What this task involves >> Every record should be copied exactly, except that pictures are to be omitted.

Stored items
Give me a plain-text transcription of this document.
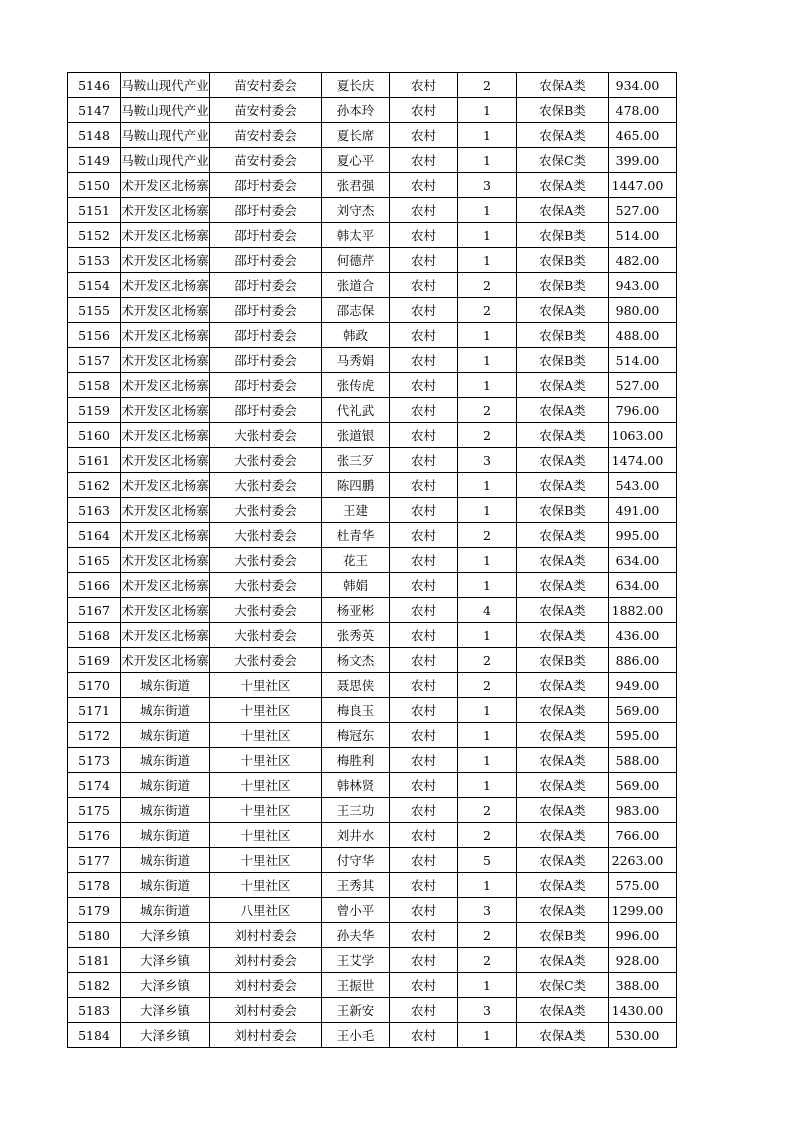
5146	马鞍山现代产业	苗安村委会	夏长庆	农村	2	农保A类	934.00
5147	马鞍山现代产业	苗安村委会	孙本玲	农村	1	农保B类	478.00
5148	马鞍山现代产业	苗安村委会	夏长席	农村	1	农保A类	465.00
5149	马鞍山现代产业	苗安村委会	夏心平	农村	1	农保C类	399.00
5150	术开发区北杨寨	邵圩村委会	张君强	农村	3	农保A类	1447.00
5151	术开发区北杨寨	邵圩村委会	刘守杰	农村	1	农保A类	527.00
5152	术开发区北杨寨	邵圩村委会	韩太平	农村	1	农保B类	514.00
5153	术开发区北杨寨	邵圩村委会	何德芹	农村	1	农保B类	482.00
5154	术开发区北杨寨	邵圩村委会	张道合	农村	2	农保B类	943.00
5155	术开发区北杨寨	邵圩村委会	邵志保	农村	2	农保A类	980.00
5156	术开发区北杨寨	邵圩村委会	韩政	农村	1	农保B类	488.00
5157	术开发区北杨寨	邵圩村委会	马秀娟	农村	1	农保B类	514.00
5158	术开发区北杨寨	邵圩村委会	张传虎	农村	1	农保A类	527.00
5159	术开发区北杨寨	邵圩村委会	代礼武	农村	2	农保A类	796.00
5160	术开发区北杨寨	大张村委会	张道银	农村	2	农保A类	1063.00
5161	术开发区北杨寨	大张村委会	张三歹	农村	3	农保A类	1474.00
5162	术开发区北杨寨	大张村委会	陈四鹏	农村	1	农保A类	543.00
5163	术开发区北杨寨	大张村委会	王建	农村	1	农保B类	491.00
5164	术开发区北杨寨	大张村委会	杜青华	农村	2	农保A类	995.00
5165	术开发区北杨寨	大张村委会	花王	农村	1	农保A类	634.00
5166	术开发区北杨寨	大张村委会	韩娟	农村	1	农保A类	634.00
5167	术开发区北杨寨	大张村委会	杨亚彬	农村	4	农保A类	1882.00
5168	术开发区北杨寨	大张村委会	张秀英	农村	1	农保A类	436.00
5169	术开发区北杨寨	大张村委会	杨文杰	农村	2	农保B类	886.00
5170	城东街道	十里社区	聂思侠	农村	2	农保A类	949.00
5171	城东街道	十里社区	梅良玉	农村	1	农保A类	569.00
5172	城东街道	十里社区	梅冠东	农村	1	农保A类	595.00
5173	城东街道	十里社区	梅胜利	农村	1	农保A类	588.00
5174	城东街道	十里社区	韩林贤	农村	1	农保A类	569.00
5175	城东街道	十里社区	王三功	农村	2	农保A类	983.00
5176	城东街道	十里社区	刘井水	农村	2	农保A类	766.00
5177	城东街道	十里社区	付守华	农村	5	农保A类	2263.00
5178	城东街道	十里社区	王秀其	农村	1	农保A类	575.00
5179	城东街道	八里社区	曾小平	农村	3	农保A类	1299.00
5180	大泽乡镇	刘村村委会	孙夫华	农村	2	农保B类	996.00
5181	大泽乡镇	刘村村委会	王艾学	农村	2	农保A类	928.00
5182	大泽乡镇	刘村村委会	王振世	农村	1	农保C类	388.00
5183	大泽乡镇	刘村村委会	王新安	农村	3	农保A类	1430.00
5184	大泽乡镇	刘村村委会	王小毛	农村	1	农保A类	530.00
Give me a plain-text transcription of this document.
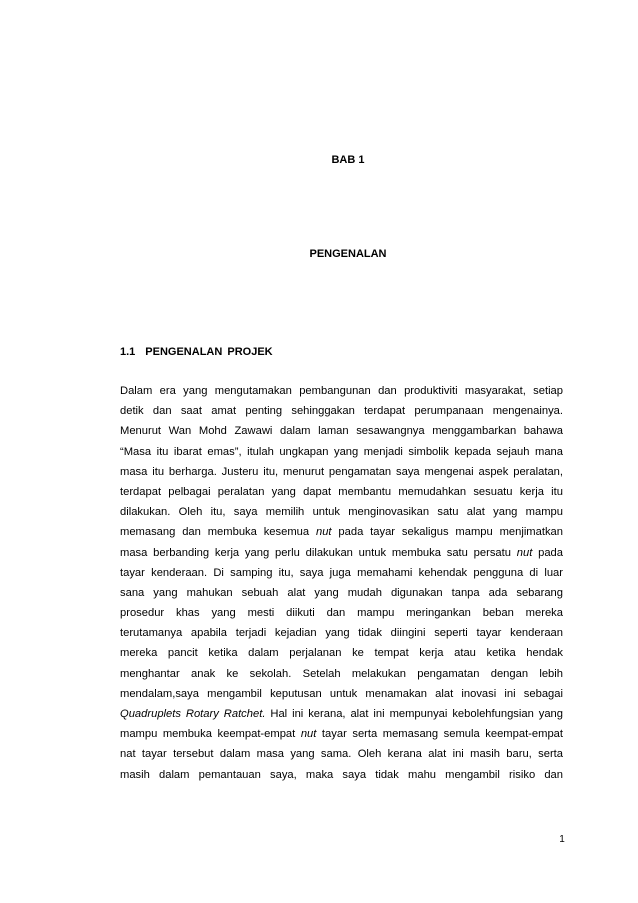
BAB 1
PENGENALAN
1.1 PENGENALAN PROJEK
Dalam era yang mengutamakan pembangunan dan produktiviti masyarakat, setiap
detik dan saat amat penting sehinggakan terdapat perumpanaan mengenainya.
Menurut Wan Mohd Zawawi dalam laman sesawangnya menggambarkan bahawa
“Masa itu ibarat emas”, itulah ungkapan yang menjadi simbolik kepada sejauh mana
masa itu berharga. Justeru itu, menurut pengamatan saya mengenai aspek peralatan,
terdapat pelbagai peralatan yang dapat membantu memudahkan sesuatu kerja itu
dilakukan. Oleh itu, saya memilih untuk menginovasikan satu alat yang mampu
memasang dan membuka kesemua nut pada tayar sekaligus mampu menjimatkan
masa berbanding kerja yang perlu dilakukan untuk membuka satu persatu nut pada
tayar kenderaan. Di samping itu, saya juga memahami kehendak pengguna di luar
sana yang mahukan sebuah alat yang mudah digunakan tanpa ada sebarang
prosedur khas yang mesti diikuti dan mampu meringankan beban mereka
terutamanya apabila terjadi kejadian yang tidak diingini seperti tayar kenderaan
mereka pancit ketika dalam perjalanan ke tempat kerja atau ketika hendak
menghantar anak ke sekolah. Setelah melakukan pengamatan dengan lebih
mendalam,saya mengambil keputusan untuk menamakan alat inovasi ini sebagai
Quadruplets Rotary Ratchet. Hal ini kerana, alat ini mempunyai kebolehfungsian yang
mampu membuka keempat-empat nut tayar serta memasang semula keempat-empat
nat tayar tersebut dalam masa yang sama. Oleh kerana alat ini masih baru, serta
masih dalam pemantauan saya, maka saya tidak mahu mengambil risiko dan
1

Reply to the exercise >>
Give me a plain-text transcription of this document.
5146	马鞍山现代产业	苗安村委会	夏长庆	农村	2	农保A类	934.00
5147	马鞍山现代产业	苗安村委会	孙本玲	农村	1	农保B类	478.00
5148	马鞍山现代产业	苗安村委会	夏长席	农村	1	农保A类	465.00
5149	马鞍山现代产业	苗安村委会	夏心平	农村	1	农保C类	399.00
5150	术开发区北杨寨	邵圩村委会	张君强	农村	3	农保A类	1447.00
5151	术开发区北杨寨	邵圩村委会	刘守杰	农村	1	农保A类	527.00
5152	术开发区北杨寨	邵圩村委会	韩太平	农村	1	农保B类	514.00
5153	术开发区北杨寨	邵圩村委会	何德芹	农村	1	农保B类	482.00
5154	术开发区北杨寨	邵圩村委会	张道合	农村	2	农保B类	943.00
5155	术开发区北杨寨	邵圩村委会	邵志保	农村	2	农保A类	980.00
5156	术开发区北杨寨	邵圩村委会	韩政	农村	1	农保B类	488.00
5157	术开发区北杨寨	邵圩村委会	马秀娟	农村	1	农保B类	514.00
5158	术开发区北杨寨	邵圩村委会	张传虎	农村	1	农保A类	527.00
5159	术开发区北杨寨	邵圩村委会	代礼武	农村	2	农保A类	796.00
5160	术开发区北杨寨	大张村委会	张道银	农村	2	农保A类	1063.00
5161	术开发区北杨寨	大张村委会	张三歹	农村	3	农保A类	1474.00
5162	术开发区北杨寨	大张村委会	陈四鹏	农村	1	农保A类	543.00
5163	术开发区北杨寨	大张村委会	王建	农村	1	农保B类	491.00
5164	术开发区北杨寨	大张村委会	杜青华	农村	2	农保A类	995.00
5165	术开发区北杨寨	大张村委会	花王	农村	1	农保A类	634.00
5166	术开发区北杨寨	大张村委会	韩娟	农村	1	农保A类	634.00
5167	术开发区北杨寨	大张村委会	杨亚彬	农村	4	农保A类	1882.00
5168	术开发区北杨寨	大张村委会	张秀英	农村	1	农保A类	436.00
5169	术开发区北杨寨	大张村委会	杨文杰	农村	2	农保B类	886.00
5170	城东街道	十里社区	聂思侠	农村	2	农保A类	949.00
5171	城东街道	十里社区	梅良玉	农村	1	农保A类	569.00
5172	城东街道	十里社区	梅冠东	农村	1	农保A类	595.00
5173	城东街道	十里社区	梅胜利	农村	1	农保A类	588.00
5174	城东街道	十里社区	韩林贤	农村	1	农保A类	569.00
5175	城东街道	十里社区	王三功	农村	2	农保A类	983.00
5176	城东街道	十里社区	刘井水	农村	2	农保A类	766.00
5177	城东街道	十里社区	付守华	农村	5	农保A类	2263.00
5178	城东街道	十里社区	王秀其	农村	1	农保A类	575.00
5179	城东街道	八里社区	曾小平	农村	3	农保A类	1299.00
5180	大泽乡镇	刘村村委会	孙夫华	农村	2	农保B类	996.00
5181	大泽乡镇	刘村村委会	王艾学	农村	2	农保A类	928.00
5182	大泽乡镇	刘村村委会	王振世	农村	1	农保C类	388.00
5183	大泽乡镇	刘村村委会	王新安	农村	3	农保A类	1430.00
5184	大泽乡镇	刘村村委会	王小毛	农村	1	农保A类	530.00
Give me a plain-text transcription of this document.
BAB 1
PENGENALAN
1.1 PENGENALAN PROJEK
Dalam era yang mengutamakan pembangunan dan produktiviti masyarakat, setiap
detik dan saat amat penting sehinggakan terdapat perumpanaan mengenainya.
Menurut Wan Mohd Zawawi dalam laman sesawangnya menggambarkan bahawa
“Masa itu ibarat emas”, itulah ungkapan yang menjadi simbolik kepada sejauh mana
masa itu berharga. Justeru itu, menurut pengamatan saya mengenai aspek peralatan,
terdapat pelbagai peralatan yang dapat membantu memudahkan sesuatu kerja itu
dilakukan. Oleh itu, saya memilih untuk menginovasikan satu alat yang mampu
memasang dan membuka kesemua nut pada tayar sekaligus mampu menjimatkan
masa berbanding kerja yang perlu dilakukan untuk membuka satu persatu nut pada
tayar kenderaan. Di samping itu, saya juga memahami kehendak pengguna di luar
sana yang mahukan sebuah alat yang mudah digunakan tanpa ada sebarang
prosedur khas yang mesti diikuti dan mampu meringankan beban mereka
terutamanya apabila terjadi kejadian yang tidak diingini seperti tayar kenderaan
mereka pancit ketika dalam perjalanan ke tempat kerja atau ketika hendak
menghantar anak ke sekolah. Setelah melakukan pengamatan dengan lebih
mendalam,saya mengambil keputusan untuk menamakan alat inovasi ini sebagai
Quadruplets Rotary Ratchet. Hal ini kerana, alat ini mempunyai kebolehfungsian yang
mampu membuka keempat-empat nut tayar serta memasang semula keempat-empat
nat tayar tersebut dalam masa yang sama. Oleh kerana alat ini masih baru, serta
masih dalam pemantauan saya, maka saya tidak mahu mengambil risiko dan
1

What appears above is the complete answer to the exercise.